[Written problem]: Copy all of the material below line for line, leaving out the pictures.
— Begin Data shown —
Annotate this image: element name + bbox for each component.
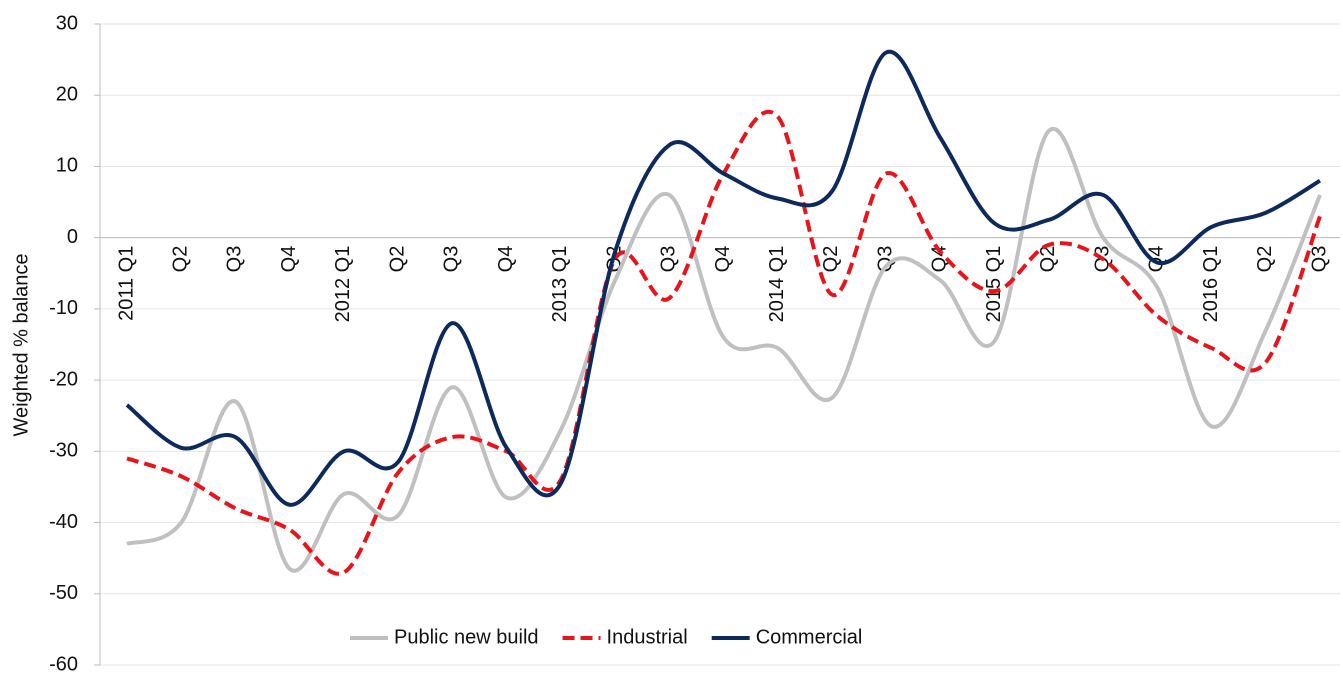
x-tick-label: Q2 (386, 246, 408, 273)
series-line (126, 109, 1322, 576)
y-tick-label: -40 (49, 511, 78, 533)
y-tick-label: -20 (49, 368, 78, 390)
y-tick-label: -50 (49, 582, 78, 604)
legend-label: Industrial (607, 626, 688, 648)
x-tick-label: Q4 (929, 246, 951, 273)
x-tick-label: Q2 (820, 246, 842, 273)
x-tick-label: 2014 Q1 (766, 246, 788, 323)
x-tick-label: Q3 (224, 246, 246, 273)
y-tick-label: -10 (49, 297, 78, 319)
y-tick-label: -60 (49, 653, 78, 675)
x-tick-label: Q4 (278, 246, 300, 273)
x-tick-label: Q2 (170, 246, 192, 273)
x-tick-label: 2011 Q1 (115, 246, 137, 321)
x-tick-label: Q4 (1146, 246, 1168, 273)
x-tick-label: 2016 Q1 (1200, 246, 1222, 323)
x-tick-label: Q2 (1254, 246, 1276, 273)
series-line (125, 49, 1322, 507)
x-tick-label: 2015 Q1 (983, 246, 1005, 323)
legend-label: Commercial (756, 626, 863, 648)
series-line (126, 126, 1322, 573)
y-tick-label: 30 (56, 12, 78, 34)
x-tick-label: Q2 (1037, 246, 1059, 273)
x-tick-label: Q3 (874, 246, 896, 273)
y-tick-label: 0 (67, 226, 78, 248)
x-tick-label: Q4 (712, 246, 734, 273)
y-axis-label: Weighted % balance (10, 253, 32, 436)
legend-label: Public new build (394, 626, 539, 648)
y-tick-label: 20 (56, 84, 78, 106)
y-tick-label: -30 (49, 440, 78, 462)
x-tick-label: Q3 (658, 246, 680, 273)
x-tick-label: 2013 Q1 (549, 246, 571, 323)
x-tick-label: Q3 (441, 246, 463, 273)
y-tick-label: 10 (56, 155, 78, 177)
x-tick-label: Q3 (1308, 246, 1330, 273)
x-tick-label: Q4 (495, 246, 517, 273)
x-tick-label: 2012 Q1 (332, 246, 354, 323)
legend: Public new build Industrial Commercial (350, 626, 862, 648)
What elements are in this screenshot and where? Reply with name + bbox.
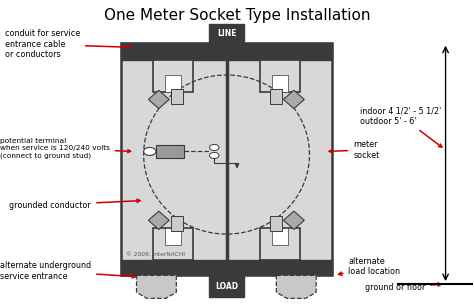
- Text: meter
socket: meter socket: [329, 140, 379, 160]
- Circle shape: [210, 144, 219, 151]
- Bar: [270, 216, 282, 231]
- Text: © 2009, InterNACHI: © 2009, InterNACHI: [126, 252, 184, 256]
- Polygon shape: [276, 275, 316, 298]
- Text: ground or floor: ground or floor: [365, 283, 441, 292]
- Bar: [121, 43, 332, 60]
- Bar: [270, 89, 282, 104]
- Text: indoor 4 1/2' - 5 1/2'
outdoor 5' - 6': indoor 4 1/2' - 5 1/2' outdoor 5' - 6': [360, 106, 442, 147]
- Bar: [156, 145, 184, 158]
- Polygon shape: [137, 275, 176, 298]
- Bar: [121, 260, 332, 275]
- Bar: [171, 89, 183, 104]
- Text: LOAD: LOAD: [215, 282, 238, 291]
- Text: conduit for service
entrance cable
or conductors: conduit for service entrance cable or co…: [5, 29, 131, 59]
- Text: LINE: LINE: [217, 29, 237, 38]
- Bar: [209, 275, 245, 297]
- Circle shape: [144, 147, 156, 155]
- Bar: [171, 216, 183, 231]
- Text: potential terminal
when service is 120/240 volts
(connect to ground stud): potential terminal when service is 120/2…: [0, 138, 131, 159]
- Polygon shape: [283, 211, 304, 230]
- Polygon shape: [283, 90, 304, 109]
- Polygon shape: [148, 90, 169, 109]
- Bar: [121, 43, 332, 275]
- Bar: [165, 228, 181, 245]
- Text: alternate underground
service entrance: alternate underground service entrance: [0, 261, 136, 281]
- Text: One Meter Socket Type Installation: One Meter Socket Type Installation: [104, 8, 370, 23]
- Bar: [209, 24, 245, 43]
- Bar: [272, 228, 288, 245]
- Bar: [259, 60, 300, 92]
- Bar: [153, 228, 193, 260]
- Bar: [272, 75, 288, 92]
- Bar: [153, 60, 193, 92]
- Text: grounded conductor: grounded conductor: [9, 199, 140, 210]
- Polygon shape: [148, 211, 169, 230]
- Circle shape: [210, 152, 219, 159]
- Text: alternate
load location: alternate load location: [338, 256, 401, 276]
- Bar: [165, 75, 181, 92]
- Bar: [259, 228, 300, 260]
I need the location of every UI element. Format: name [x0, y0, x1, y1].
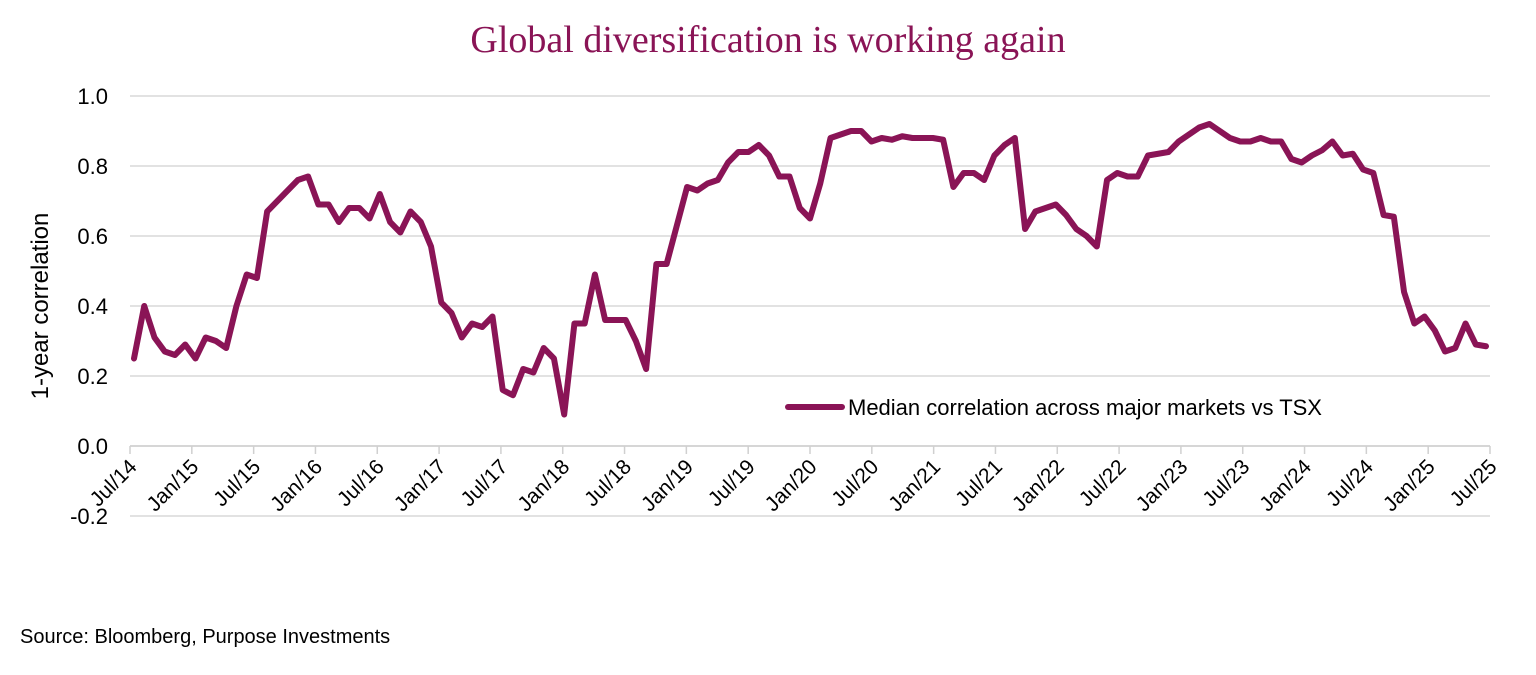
— End Data shown —
[Answer to the task]:
Annotate this image: element name + bbox for each component.
x-tick-label: Q2 (386, 246, 408, 273)
series-line (126, 109, 1322, 576)
y-tick-label: -40 (49, 511, 78, 533)
y-tick-label: -20 (49, 368, 78, 390)
y-tick-label: -50 (49, 582, 78, 604)
legend-label: Industrial (607, 626, 688, 648)
x-tick-label: Q4 (929, 246, 951, 273)
x-tick-label: Q2 (820, 246, 842, 273)
x-tick-label: 2014 Q1 (766, 246, 788, 323)
x-tick-label: Q3 (224, 246, 246, 273)
y-tick-label: -10 (49, 297, 78, 319)
y-tick-label: -60 (49, 653, 78, 675)
x-tick-label: Q4 (278, 246, 300, 273)
x-tick-label: Q2 (170, 246, 192, 273)
x-tick-label: 2011 Q1 (115, 246, 137, 321)
x-tick-label: Q4 (1146, 246, 1168, 273)
x-tick-label: 2016 Q1 (1200, 246, 1222, 323)
x-tick-label: Q2 (1254, 246, 1276, 273)
series-line (125, 49, 1322, 507)
x-tick-label: 2015 Q1 (983, 246, 1005, 323)
legend-label: Commercial (756, 626, 863, 648)
series-line (126, 126, 1322, 573)
y-tick-label: 30 (56, 12, 78, 34)
x-tick-label: Q2 (1037, 246, 1059, 273)
x-tick-label: Q3 (874, 246, 896, 273)
y-tick-label: 0 (67, 226, 78, 248)
x-tick-label: Q4 (712, 246, 734, 273)
y-axis-label: Weighted % balance (10, 253, 32, 436)
legend-label: Public new build (394, 626, 539, 648)
y-tick-label: 20 (56, 84, 78, 106)
y-tick-label: -30 (49, 440, 78, 462)
x-tick-label: Q3 (658, 246, 680, 273)
x-tick-label: 2013 Q1 (549, 246, 571, 323)
x-tick-label: Q3 (441, 246, 463, 273)
y-tick-label: 10 (56, 155, 78, 177)
x-tick-label: Q3 (1308, 246, 1330, 273)
x-tick-label: Q4 (495, 246, 517, 273)
x-tick-label: 2012 Q1 (332, 246, 354, 323)
legend: Public new build Industrial Commercial (350, 626, 862, 648)
What elements are in this screenshot and where? Reply with name + bbox.
- Text: meter
socket: meter socket: [329, 140, 379, 160]
- Circle shape: [210, 144, 219, 151]
- Bar: [270, 216, 282, 231]
- Text: © 2009, InterNACHI: © 2009, InterNACHI: [126, 252, 184, 256]
- Polygon shape: [276, 275, 316, 298]
- Text: ground or floor: ground or floor: [365, 283, 441, 292]
- Bar: [121, 43, 332, 60]
- Bar: [270, 89, 282, 104]
- Text: indoor 4 1/2' - 5 1/2'
outdoor 5' - 6': indoor 4 1/2' - 5 1/2' outdoor 5' - 6': [360, 106, 442, 147]
- Bar: [156, 145, 184, 158]
- Polygon shape: [137, 275, 176, 298]
- Bar: [121, 260, 332, 275]
- Bar: [171, 89, 183, 104]
- Text: LOAD: LOAD: [215, 282, 238, 291]
- Text: conduit for service
entrance cable
or conductors: conduit for service entrance cable or co…: [5, 29, 131, 59]
- Text: LINE: LINE: [217, 29, 237, 38]
- Bar: [209, 275, 245, 297]
- Circle shape: [144, 147, 156, 155]
- Bar: [171, 216, 183, 231]
- Text: potential terminal
when service is 120/240 volts
(connect to ground stud): potential terminal when service is 120/2…: [0, 138, 131, 159]
- Polygon shape: [283, 211, 304, 230]
- Polygon shape: [283, 90, 304, 109]
- Polygon shape: [148, 90, 169, 109]
- Bar: [121, 43, 332, 275]
- Bar: [165, 228, 181, 245]
- Text: alternate underground
service entrance: alternate underground service entrance: [0, 261, 136, 281]
- Text: One Meter Socket Type Installation: One Meter Socket Type Installation: [104, 8, 370, 23]
- Bar: [209, 24, 245, 43]
- Bar: [272, 228, 288, 245]
- Bar: [259, 60, 300, 92]
- Bar: [153, 228, 193, 260]
- Bar: [272, 75, 288, 92]
- Bar: [153, 60, 193, 92]
- Text: grounded conductor: grounded conductor: [9, 199, 140, 210]
- Polygon shape: [148, 211, 169, 230]
- Circle shape: [210, 152, 219, 159]
- Text: alternate
load location: alternate load location: [338, 256, 401, 276]
- Bar: [165, 75, 181, 92]
- Bar: [259, 228, 300, 260]
I need the location of every UI element. Format: name [x0, y0, x1, y1].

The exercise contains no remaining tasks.